--- START ---

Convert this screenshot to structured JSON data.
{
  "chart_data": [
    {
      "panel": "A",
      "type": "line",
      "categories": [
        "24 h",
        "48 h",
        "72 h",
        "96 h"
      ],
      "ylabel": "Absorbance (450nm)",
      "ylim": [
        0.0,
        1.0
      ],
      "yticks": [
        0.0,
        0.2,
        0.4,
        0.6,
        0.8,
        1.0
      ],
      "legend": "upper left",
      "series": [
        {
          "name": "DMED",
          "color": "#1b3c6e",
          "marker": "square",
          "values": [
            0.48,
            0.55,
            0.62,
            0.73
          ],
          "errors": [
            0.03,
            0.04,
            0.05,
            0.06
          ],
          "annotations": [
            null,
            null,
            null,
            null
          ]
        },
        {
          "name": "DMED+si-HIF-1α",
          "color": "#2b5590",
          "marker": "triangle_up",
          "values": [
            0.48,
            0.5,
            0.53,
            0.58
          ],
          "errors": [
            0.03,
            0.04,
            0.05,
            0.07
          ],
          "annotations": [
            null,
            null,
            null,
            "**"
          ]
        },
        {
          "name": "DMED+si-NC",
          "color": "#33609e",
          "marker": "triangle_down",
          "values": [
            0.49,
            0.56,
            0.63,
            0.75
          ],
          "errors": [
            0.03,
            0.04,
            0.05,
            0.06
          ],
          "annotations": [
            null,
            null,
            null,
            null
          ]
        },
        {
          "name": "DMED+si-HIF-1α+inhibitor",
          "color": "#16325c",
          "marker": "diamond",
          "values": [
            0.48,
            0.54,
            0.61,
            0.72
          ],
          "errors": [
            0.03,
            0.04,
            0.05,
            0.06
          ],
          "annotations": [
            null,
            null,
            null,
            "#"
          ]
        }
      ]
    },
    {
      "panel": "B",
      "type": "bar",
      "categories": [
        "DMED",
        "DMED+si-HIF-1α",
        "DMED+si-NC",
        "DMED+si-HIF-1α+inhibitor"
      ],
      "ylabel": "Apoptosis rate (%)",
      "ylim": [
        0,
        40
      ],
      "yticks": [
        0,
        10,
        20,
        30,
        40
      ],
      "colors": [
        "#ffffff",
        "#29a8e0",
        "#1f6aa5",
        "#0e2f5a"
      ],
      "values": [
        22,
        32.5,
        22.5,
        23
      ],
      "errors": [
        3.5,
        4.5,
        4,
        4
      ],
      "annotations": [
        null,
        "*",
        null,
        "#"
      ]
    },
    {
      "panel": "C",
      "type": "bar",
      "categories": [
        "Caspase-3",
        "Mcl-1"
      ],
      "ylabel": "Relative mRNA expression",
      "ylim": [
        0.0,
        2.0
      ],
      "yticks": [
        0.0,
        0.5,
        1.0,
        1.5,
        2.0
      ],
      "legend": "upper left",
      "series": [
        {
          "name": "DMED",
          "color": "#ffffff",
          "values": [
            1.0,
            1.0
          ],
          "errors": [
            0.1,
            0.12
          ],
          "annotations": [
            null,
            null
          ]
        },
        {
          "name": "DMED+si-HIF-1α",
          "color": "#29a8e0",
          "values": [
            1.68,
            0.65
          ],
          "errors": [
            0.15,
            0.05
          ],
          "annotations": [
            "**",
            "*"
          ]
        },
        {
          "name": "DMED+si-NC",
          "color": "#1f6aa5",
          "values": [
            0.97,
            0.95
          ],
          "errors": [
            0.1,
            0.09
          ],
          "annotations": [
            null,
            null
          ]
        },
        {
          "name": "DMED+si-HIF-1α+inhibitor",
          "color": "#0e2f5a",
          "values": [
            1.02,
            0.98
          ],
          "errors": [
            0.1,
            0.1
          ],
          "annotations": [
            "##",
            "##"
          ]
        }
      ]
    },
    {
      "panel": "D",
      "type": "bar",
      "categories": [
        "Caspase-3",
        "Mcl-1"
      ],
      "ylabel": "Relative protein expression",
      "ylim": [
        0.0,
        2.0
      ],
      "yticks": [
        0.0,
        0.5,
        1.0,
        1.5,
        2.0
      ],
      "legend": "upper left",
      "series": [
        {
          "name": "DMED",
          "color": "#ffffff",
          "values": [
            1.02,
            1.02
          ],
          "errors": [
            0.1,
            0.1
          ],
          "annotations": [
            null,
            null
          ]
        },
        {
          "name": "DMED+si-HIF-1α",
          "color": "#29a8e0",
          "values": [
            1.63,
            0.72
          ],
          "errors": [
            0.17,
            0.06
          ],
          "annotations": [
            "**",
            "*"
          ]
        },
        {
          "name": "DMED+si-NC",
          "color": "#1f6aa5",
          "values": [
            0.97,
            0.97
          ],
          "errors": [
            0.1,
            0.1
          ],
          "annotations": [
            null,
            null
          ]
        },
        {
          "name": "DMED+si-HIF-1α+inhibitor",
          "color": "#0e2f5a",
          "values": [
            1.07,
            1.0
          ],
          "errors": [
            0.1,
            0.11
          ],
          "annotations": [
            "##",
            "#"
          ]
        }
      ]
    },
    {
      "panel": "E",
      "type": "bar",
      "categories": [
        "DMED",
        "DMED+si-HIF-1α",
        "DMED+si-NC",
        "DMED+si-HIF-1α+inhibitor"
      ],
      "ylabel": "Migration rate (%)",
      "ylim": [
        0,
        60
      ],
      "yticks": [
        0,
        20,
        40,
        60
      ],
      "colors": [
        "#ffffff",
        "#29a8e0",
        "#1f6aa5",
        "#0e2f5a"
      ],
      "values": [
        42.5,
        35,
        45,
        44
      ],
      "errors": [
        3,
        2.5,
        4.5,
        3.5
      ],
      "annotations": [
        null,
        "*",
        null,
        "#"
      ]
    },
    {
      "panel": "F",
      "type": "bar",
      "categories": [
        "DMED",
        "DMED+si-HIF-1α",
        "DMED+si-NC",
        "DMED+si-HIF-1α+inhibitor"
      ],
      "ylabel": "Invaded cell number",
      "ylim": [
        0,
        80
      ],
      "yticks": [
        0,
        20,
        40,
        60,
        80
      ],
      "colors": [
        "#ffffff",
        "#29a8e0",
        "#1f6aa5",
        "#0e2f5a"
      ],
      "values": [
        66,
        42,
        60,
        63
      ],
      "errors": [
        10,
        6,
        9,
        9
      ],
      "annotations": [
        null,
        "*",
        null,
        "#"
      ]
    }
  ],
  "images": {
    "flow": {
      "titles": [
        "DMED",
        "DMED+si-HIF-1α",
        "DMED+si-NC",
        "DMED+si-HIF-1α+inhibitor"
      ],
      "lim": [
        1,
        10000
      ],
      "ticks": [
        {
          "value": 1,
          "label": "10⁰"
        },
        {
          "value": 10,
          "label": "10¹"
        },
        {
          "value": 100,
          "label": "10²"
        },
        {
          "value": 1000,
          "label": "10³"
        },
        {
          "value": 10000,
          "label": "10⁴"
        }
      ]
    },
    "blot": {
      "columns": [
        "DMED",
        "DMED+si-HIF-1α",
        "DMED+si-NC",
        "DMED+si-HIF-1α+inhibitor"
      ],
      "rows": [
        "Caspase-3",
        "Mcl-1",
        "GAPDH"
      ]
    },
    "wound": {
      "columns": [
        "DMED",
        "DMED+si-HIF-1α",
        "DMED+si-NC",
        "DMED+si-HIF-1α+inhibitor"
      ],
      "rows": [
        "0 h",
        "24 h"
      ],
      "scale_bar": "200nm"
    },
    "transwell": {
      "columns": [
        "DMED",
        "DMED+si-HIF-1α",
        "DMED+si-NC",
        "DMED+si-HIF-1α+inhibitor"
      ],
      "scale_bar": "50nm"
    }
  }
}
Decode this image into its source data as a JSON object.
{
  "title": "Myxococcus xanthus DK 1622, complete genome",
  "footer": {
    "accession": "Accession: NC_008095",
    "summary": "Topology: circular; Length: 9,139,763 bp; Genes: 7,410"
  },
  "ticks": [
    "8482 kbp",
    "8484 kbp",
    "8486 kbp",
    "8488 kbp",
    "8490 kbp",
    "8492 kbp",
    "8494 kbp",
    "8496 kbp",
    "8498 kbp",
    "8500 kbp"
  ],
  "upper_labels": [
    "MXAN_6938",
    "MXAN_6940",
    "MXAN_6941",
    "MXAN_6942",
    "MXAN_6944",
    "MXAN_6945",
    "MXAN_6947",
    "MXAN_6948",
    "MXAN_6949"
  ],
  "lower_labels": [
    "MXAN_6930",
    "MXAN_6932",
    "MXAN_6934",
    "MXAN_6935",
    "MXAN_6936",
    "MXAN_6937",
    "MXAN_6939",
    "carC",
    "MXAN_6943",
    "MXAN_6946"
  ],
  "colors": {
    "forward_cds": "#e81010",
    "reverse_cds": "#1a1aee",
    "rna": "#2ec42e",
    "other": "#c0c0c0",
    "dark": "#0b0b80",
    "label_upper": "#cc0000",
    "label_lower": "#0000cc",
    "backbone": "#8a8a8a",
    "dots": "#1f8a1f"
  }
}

--- END ---

◆ Aim of the exercise
Only a number is asked for here: the count of lines in the records that hold "ylabel".

◆ Answer for the task
6